- Data supplied:

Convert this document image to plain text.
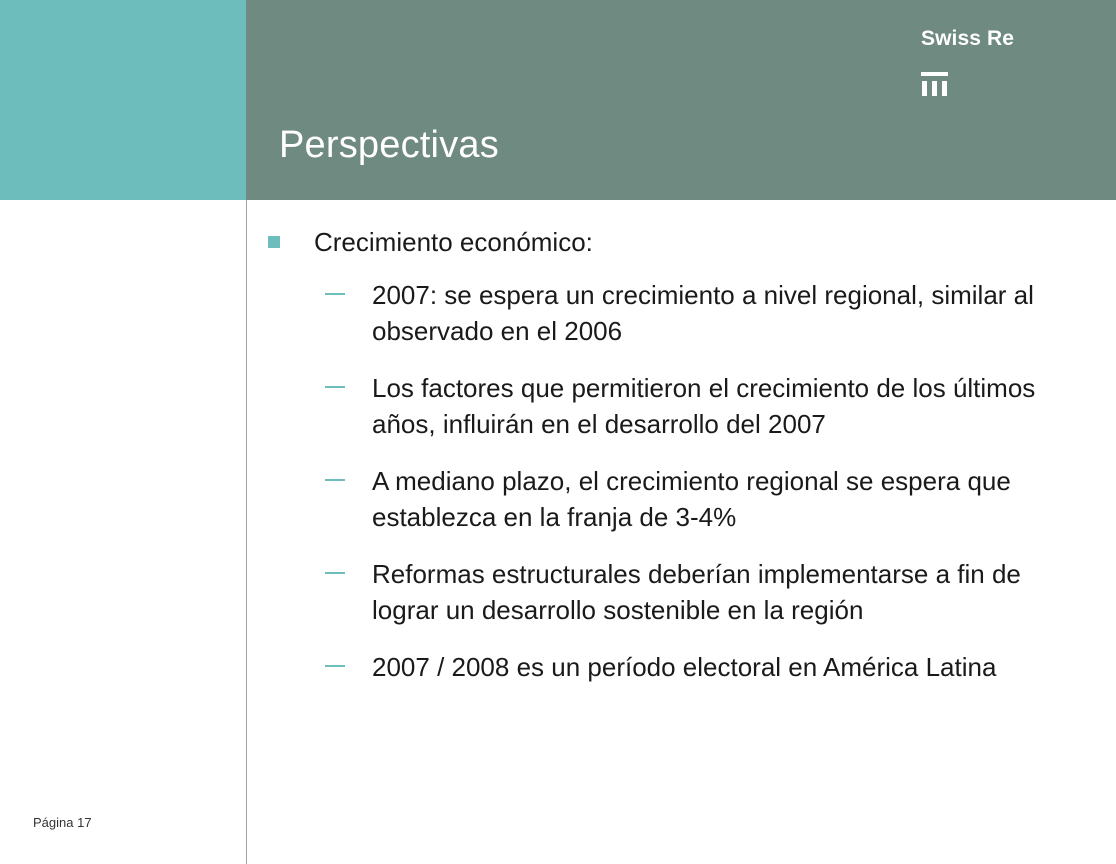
Perspectivas
Swiss Re
Crecimiento económico:
2007: se espera un crecimiento a nivel regional, similar al observado en el 2006
Los factores que permitieron el crecimiento de los últimos años, influirán en el desarrollo del 2007
A mediano plazo, el crecimiento regional se espera que establezca en la franja de 3-4%
Reformas estructurales deberían implementarse a fin de lograr un desarrollo sostenible en la región
2007 / 2008 es un período electoral en América Latina
Página 17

- Exercise objective: Output all of the data exactly as it stands, minus any images.

- Worked solution:
Convert this document image to plain text.
Perspectivas
Swiss Re
Crecimiento económico:
2007: se espera un crecimiento a nivel regional, similar al observado en el 2006
Los factores que permitieron el crecimiento de los últimos años, influirán en el desarrollo del 2007
A mediano plazo, el crecimiento regional se espera que establezca en la franja de 3-4%
Reformas estructurales deberían implementarse a fin de lograr un desarrollo sostenible en la región
2007 / 2008 es un período electoral en América Latina
Página 17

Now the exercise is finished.